_Task prompt:_
In the listing below, locate the lines that hold "敬爱的安德烈" and copy them.

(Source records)
• • • • •

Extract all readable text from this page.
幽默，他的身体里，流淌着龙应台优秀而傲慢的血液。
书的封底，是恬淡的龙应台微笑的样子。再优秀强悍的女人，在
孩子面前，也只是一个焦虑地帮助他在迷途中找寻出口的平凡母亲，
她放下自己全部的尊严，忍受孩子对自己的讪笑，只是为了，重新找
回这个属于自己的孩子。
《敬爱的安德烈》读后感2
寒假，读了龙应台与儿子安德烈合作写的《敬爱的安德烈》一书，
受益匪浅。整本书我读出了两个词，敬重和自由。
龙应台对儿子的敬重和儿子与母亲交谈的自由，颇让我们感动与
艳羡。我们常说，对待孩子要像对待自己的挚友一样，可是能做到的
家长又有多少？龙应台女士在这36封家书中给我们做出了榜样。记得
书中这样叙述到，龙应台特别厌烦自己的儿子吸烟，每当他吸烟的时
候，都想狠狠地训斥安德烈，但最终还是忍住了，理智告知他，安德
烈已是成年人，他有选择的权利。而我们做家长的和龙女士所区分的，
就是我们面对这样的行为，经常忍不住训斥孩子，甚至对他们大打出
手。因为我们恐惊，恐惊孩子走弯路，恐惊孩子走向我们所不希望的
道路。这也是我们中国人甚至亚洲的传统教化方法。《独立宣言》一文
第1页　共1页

• • • • •

_Result of this task:_
《敬爱的安德烈》读后感2
寒假，读了龙应台与儿子安德烈合作写的《敬爱的安德烈》一书，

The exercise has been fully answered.